_EXERCISE DESCRIPTION_. Extract every record, keeping each one exactly as it is.
§ §
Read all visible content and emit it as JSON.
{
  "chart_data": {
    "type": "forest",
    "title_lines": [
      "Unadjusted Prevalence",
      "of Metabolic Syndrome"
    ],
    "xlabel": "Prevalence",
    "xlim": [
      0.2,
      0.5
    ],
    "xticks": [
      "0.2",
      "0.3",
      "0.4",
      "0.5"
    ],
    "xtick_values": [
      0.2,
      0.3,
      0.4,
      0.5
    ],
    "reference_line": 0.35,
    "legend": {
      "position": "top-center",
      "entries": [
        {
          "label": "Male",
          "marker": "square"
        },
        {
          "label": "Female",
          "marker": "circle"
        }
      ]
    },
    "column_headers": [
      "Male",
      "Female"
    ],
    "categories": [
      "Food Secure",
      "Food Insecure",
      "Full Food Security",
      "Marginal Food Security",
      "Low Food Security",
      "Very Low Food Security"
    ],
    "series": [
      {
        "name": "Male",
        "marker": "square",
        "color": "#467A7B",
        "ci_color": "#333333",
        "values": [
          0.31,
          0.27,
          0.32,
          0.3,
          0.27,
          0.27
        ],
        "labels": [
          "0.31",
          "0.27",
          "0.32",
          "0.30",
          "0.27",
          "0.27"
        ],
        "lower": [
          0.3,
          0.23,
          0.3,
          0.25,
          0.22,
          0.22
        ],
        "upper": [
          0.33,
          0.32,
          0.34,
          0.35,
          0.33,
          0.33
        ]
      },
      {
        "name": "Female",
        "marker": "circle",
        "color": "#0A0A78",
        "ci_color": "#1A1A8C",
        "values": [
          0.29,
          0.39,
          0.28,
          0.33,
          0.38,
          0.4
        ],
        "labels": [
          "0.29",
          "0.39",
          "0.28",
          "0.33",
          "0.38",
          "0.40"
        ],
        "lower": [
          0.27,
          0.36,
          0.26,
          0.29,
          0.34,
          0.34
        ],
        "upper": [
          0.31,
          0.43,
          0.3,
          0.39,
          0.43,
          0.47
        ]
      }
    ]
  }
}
§ §
_FINISHED EXERCISE_.
Read all visible content and emit it as JSON.
{
  "chart_data": {
    "type": "forest",
    "title_lines": [
      "Unadjusted Prevalence",
      "of Metabolic Syndrome"
    ],
    "xlabel": "Prevalence",
    "xlim": [
      0.2,
      0.5
    ],
    "xticks": [
      "0.2",
      "0.3",
      "0.4",
      "0.5"
    ],
    "xtick_values": [
      0.2,
      0.3,
      0.4,
      0.5
    ],
    "reference_line": 0.35,
    "legend": {
      "position": "top-center",
      "entries": [
        {
          "label": "Male",
          "marker": "square"
        },
        {
          "label": "Female",
          "marker": "circle"
        }
      ]
    },
    "column_headers": [
      "Male",
      "Female"
    ],
    "categories": [
      "Food Secure",
      "Food Insecure",
      "Full Food Security",
      "Marginal Food Security",
      "Low Food Security",
      "Very Low Food Security"
    ],
    "series": [
      {
        "name": "Male",
        "marker": "square",
        "color": "#467A7B",
        "ci_color": "#333333",
        "values": [
          0.31,
          0.27,
          0.32,
          0.3,
          0.27,
          0.27
        ],
        "labels": [
          "0.31",
          "0.27",
          "0.32",
          "0.30",
          "0.27",
          "0.27"
        ],
        "lower": [
          0.3,
          0.23,
          0.3,
          0.25,
          0.22,
          0.22
        ],
        "upper": [
          0.33,
          0.32,
          0.34,
          0.35,
          0.33,
          0.33
        ]
      },
      {
        "name": "Female",
        "marker": "circle",
        "color": "#0A0A78",
        "ci_color": "#1A1A8C",
        "values": [
          0.29,
          0.39,
          0.28,
          0.33,
          0.38,
          0.4
        ],
        "labels": [
          "0.29",
          "0.39",
          "0.28",
          "0.33",
          "0.38",
          "0.40"
        ],
        "lower": [
          0.27,
          0.36,
          0.26,
          0.29,
          0.34,
          0.34
        ],
        "upper": [
          0.31,
          0.43,
          0.3,
          0.39,
          0.43,
          0.47
        ]
      }
    ]
  }
}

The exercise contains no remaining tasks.